**What is needed:** Determine how many lines of this material contain "replies". Give only the number.

**Rows from a dataset:**

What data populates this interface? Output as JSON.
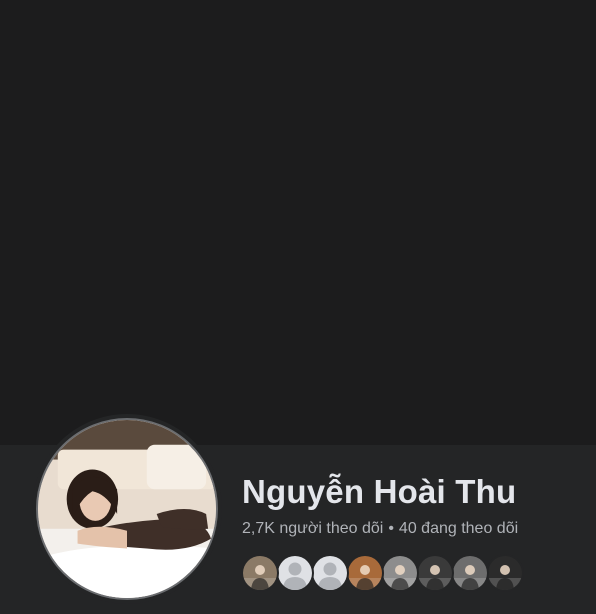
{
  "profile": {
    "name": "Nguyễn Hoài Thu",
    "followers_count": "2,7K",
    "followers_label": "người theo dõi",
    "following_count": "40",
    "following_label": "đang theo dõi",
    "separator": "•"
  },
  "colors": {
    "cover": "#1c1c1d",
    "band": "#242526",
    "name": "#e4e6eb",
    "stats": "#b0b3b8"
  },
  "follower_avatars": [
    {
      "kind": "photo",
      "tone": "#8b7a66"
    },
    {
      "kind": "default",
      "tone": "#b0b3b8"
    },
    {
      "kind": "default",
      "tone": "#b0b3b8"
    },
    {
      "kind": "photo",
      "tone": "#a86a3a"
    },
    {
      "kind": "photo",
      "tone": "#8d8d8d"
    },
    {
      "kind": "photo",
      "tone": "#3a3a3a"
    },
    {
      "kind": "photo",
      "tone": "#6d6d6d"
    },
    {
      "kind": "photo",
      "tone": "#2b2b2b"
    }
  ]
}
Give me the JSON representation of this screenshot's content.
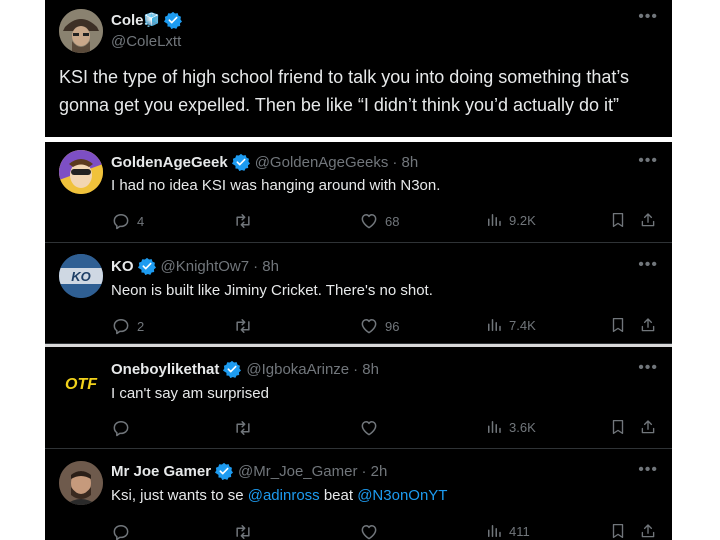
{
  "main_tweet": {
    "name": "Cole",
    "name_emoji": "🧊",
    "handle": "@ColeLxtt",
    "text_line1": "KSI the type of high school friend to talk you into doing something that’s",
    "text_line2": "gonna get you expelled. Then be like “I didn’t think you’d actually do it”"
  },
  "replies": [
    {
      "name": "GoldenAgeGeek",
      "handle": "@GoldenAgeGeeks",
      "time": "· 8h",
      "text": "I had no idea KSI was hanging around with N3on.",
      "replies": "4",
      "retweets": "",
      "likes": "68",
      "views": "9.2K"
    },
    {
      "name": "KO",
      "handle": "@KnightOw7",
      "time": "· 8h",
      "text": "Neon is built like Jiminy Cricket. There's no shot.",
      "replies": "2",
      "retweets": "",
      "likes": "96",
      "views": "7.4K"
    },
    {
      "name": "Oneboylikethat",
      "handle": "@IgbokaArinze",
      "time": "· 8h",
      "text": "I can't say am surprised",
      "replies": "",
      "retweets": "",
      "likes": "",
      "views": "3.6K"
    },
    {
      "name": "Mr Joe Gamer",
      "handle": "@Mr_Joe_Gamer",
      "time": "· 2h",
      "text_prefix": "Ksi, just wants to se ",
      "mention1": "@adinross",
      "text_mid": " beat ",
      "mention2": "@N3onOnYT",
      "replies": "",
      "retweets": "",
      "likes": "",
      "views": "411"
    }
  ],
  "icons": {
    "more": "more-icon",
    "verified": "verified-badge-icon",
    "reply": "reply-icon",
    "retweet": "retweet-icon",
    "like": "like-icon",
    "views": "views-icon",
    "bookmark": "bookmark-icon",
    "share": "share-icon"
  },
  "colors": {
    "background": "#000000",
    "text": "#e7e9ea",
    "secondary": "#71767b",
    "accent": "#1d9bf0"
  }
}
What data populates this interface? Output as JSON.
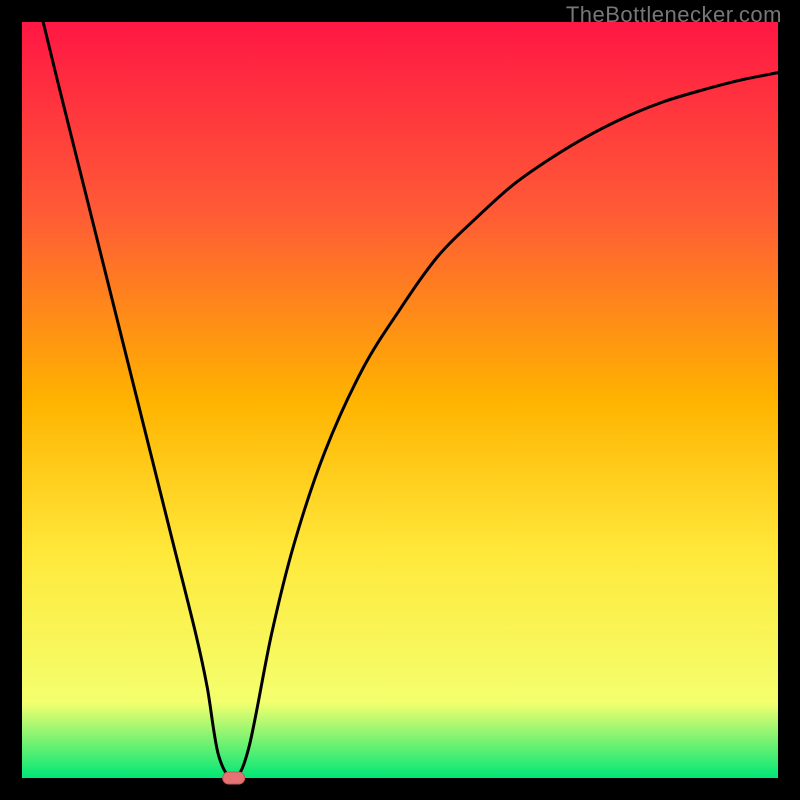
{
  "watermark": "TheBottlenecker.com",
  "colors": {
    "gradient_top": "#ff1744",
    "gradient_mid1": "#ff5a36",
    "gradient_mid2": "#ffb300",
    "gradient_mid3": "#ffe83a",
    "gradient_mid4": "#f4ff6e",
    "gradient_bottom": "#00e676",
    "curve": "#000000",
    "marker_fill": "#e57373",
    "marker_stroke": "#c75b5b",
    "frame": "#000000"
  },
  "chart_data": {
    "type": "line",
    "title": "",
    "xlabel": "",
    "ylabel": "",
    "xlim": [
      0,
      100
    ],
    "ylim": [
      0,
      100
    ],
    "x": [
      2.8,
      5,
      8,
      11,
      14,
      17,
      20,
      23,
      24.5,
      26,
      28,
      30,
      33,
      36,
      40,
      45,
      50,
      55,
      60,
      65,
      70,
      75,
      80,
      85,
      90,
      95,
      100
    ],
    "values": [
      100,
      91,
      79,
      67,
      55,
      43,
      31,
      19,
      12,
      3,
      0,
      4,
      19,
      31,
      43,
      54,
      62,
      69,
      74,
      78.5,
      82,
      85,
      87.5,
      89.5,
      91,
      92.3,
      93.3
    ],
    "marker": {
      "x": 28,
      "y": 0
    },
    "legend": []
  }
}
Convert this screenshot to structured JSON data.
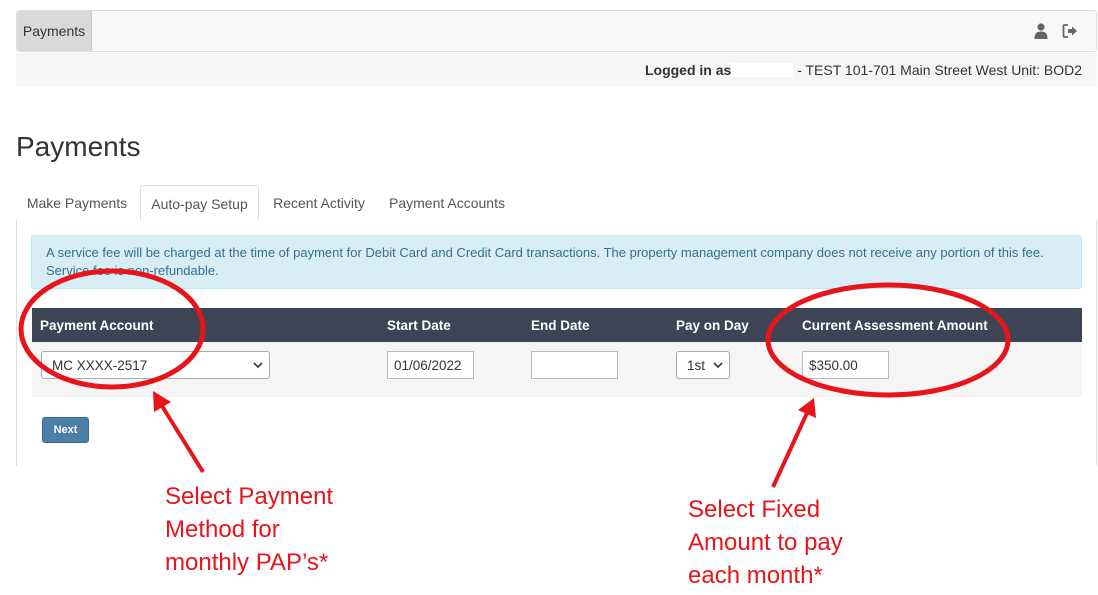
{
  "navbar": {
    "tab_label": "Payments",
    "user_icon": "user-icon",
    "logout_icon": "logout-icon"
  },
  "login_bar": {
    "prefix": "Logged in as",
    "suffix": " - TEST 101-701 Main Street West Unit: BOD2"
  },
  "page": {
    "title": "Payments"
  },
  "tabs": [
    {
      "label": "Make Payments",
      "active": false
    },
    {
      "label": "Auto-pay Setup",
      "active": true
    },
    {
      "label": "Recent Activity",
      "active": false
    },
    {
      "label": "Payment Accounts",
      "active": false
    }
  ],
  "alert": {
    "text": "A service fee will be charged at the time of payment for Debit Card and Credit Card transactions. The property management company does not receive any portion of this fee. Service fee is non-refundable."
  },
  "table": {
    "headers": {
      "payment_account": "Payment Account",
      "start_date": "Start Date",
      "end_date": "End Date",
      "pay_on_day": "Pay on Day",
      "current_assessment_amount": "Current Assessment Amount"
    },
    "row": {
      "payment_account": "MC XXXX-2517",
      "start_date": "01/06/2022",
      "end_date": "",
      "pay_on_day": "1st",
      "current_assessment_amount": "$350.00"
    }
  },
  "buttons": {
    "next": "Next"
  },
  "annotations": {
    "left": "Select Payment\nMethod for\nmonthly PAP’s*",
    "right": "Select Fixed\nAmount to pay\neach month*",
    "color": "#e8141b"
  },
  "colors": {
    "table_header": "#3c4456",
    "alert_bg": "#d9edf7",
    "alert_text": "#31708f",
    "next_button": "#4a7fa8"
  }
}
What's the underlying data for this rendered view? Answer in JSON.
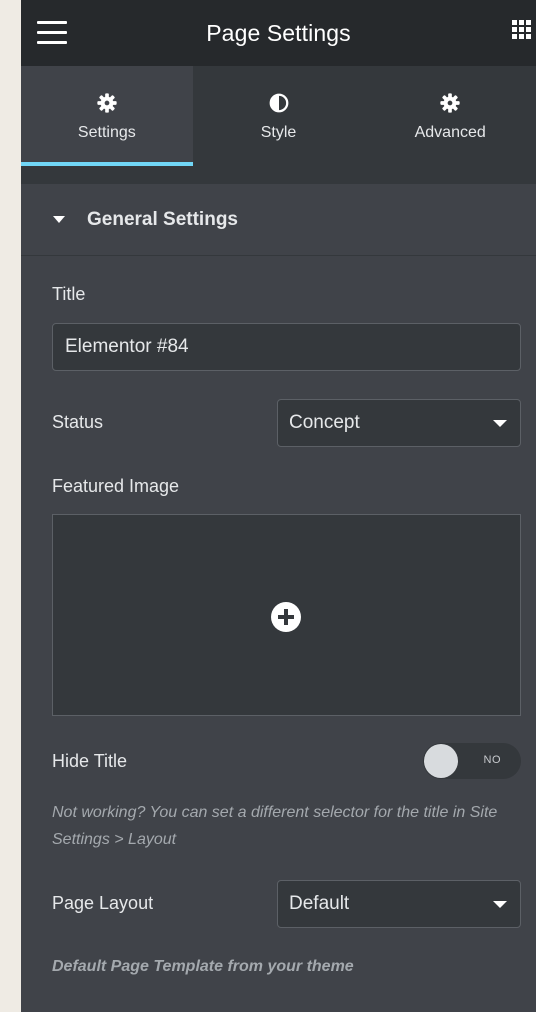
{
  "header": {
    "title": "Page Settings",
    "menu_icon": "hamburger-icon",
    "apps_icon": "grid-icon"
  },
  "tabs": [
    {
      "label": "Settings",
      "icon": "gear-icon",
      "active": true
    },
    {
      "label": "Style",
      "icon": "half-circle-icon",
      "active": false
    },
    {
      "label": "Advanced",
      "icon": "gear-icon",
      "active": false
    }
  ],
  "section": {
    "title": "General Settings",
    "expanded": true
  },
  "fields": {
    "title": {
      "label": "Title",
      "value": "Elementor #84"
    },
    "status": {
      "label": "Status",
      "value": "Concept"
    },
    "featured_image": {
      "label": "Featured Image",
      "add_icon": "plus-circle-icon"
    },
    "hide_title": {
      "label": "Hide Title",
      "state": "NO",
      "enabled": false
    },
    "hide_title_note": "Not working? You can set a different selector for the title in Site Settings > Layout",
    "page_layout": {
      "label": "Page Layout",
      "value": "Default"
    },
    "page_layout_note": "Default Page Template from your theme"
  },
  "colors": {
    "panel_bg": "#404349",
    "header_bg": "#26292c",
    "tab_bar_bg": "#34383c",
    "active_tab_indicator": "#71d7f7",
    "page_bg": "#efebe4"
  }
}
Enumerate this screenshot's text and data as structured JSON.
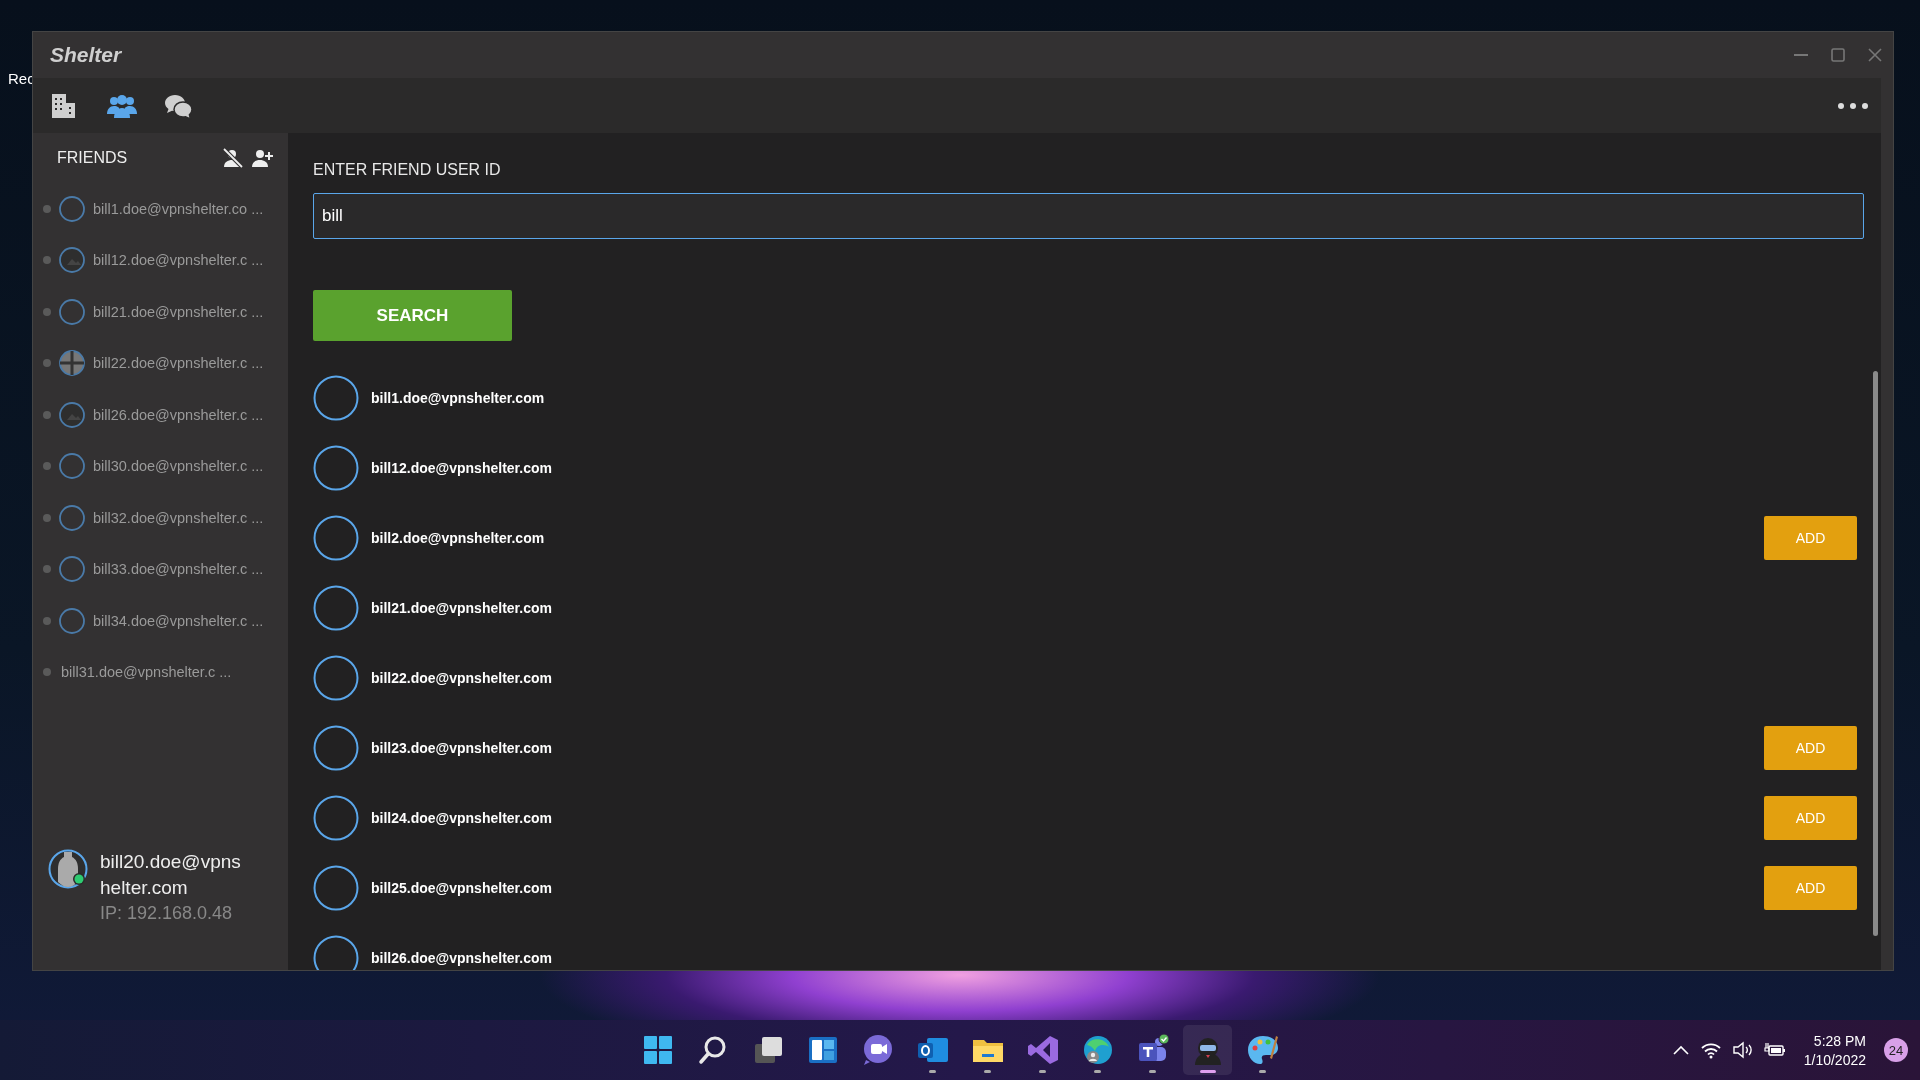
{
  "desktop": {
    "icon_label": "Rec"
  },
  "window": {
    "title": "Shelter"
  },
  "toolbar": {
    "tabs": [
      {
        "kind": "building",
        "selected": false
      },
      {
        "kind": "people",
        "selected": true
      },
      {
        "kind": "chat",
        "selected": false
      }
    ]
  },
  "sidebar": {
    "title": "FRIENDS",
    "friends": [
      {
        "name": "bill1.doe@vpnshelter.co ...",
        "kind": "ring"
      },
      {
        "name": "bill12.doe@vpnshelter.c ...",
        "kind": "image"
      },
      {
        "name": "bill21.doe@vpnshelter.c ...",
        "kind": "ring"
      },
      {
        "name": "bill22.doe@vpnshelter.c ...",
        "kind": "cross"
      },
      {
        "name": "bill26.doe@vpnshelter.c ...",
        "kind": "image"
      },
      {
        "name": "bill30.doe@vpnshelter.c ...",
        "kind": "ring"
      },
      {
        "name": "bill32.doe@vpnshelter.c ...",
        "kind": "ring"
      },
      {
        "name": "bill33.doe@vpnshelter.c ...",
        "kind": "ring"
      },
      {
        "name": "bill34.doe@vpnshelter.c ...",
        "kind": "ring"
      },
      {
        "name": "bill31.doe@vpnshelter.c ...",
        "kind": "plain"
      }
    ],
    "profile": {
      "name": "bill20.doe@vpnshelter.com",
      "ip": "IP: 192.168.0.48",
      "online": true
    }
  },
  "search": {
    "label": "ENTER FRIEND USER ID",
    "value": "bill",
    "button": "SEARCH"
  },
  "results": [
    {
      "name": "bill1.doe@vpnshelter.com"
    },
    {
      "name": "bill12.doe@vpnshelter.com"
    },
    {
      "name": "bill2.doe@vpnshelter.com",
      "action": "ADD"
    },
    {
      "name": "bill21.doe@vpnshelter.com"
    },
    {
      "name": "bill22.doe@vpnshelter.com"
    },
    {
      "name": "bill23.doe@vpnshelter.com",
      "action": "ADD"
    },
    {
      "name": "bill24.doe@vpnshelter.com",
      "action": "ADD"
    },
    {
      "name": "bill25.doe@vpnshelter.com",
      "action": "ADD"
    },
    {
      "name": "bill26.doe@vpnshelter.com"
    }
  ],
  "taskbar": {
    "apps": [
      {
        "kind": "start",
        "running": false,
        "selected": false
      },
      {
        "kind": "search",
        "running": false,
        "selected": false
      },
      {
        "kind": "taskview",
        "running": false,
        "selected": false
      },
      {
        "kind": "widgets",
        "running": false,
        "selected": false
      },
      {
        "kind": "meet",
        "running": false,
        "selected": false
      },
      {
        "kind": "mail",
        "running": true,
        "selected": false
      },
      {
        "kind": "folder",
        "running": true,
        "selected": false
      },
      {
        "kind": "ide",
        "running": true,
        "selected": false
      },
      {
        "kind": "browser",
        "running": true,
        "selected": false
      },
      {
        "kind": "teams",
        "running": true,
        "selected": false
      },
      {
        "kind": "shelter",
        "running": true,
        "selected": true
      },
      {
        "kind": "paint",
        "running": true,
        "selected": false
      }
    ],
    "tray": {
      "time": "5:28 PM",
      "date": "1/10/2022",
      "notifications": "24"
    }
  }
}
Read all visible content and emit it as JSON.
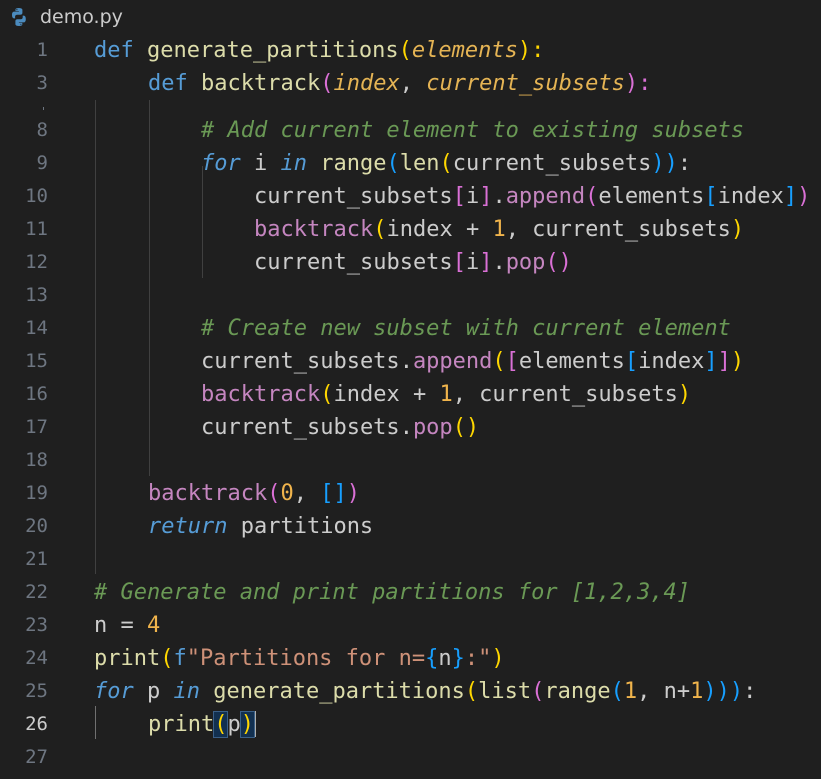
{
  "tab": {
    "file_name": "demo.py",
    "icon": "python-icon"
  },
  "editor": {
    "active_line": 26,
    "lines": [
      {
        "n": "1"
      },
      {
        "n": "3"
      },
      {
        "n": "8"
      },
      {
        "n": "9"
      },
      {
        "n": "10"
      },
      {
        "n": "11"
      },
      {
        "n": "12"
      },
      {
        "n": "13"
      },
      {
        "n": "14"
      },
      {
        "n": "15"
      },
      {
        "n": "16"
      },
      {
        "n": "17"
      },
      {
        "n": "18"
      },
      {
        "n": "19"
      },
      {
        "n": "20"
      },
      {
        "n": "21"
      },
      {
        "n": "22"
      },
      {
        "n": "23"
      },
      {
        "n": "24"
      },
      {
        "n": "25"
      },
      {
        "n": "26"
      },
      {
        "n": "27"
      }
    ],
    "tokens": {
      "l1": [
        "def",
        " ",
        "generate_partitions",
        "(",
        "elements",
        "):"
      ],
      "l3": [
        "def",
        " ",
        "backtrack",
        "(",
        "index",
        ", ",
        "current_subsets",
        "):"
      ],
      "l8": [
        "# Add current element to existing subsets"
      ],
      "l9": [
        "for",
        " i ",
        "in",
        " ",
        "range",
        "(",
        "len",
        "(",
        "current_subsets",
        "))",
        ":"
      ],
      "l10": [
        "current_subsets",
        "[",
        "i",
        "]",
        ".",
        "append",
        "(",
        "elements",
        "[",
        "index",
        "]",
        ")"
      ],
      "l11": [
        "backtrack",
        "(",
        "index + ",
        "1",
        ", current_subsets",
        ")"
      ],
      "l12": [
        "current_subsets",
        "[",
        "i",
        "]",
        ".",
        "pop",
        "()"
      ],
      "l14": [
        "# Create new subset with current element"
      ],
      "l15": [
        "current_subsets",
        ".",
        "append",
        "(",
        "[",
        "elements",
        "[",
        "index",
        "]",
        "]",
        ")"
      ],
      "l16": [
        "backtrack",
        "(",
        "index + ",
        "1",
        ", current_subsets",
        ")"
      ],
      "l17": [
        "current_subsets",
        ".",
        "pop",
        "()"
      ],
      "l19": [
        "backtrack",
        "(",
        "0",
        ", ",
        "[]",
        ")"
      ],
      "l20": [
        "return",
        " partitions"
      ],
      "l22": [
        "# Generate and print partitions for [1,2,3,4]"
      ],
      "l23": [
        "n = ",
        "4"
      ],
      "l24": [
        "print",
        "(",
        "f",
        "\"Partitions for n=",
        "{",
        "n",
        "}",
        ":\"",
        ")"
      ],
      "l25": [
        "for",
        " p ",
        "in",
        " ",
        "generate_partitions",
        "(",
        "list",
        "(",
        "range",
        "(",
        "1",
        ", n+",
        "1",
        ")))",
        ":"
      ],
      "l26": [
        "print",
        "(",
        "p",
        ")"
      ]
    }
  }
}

**The output:** 5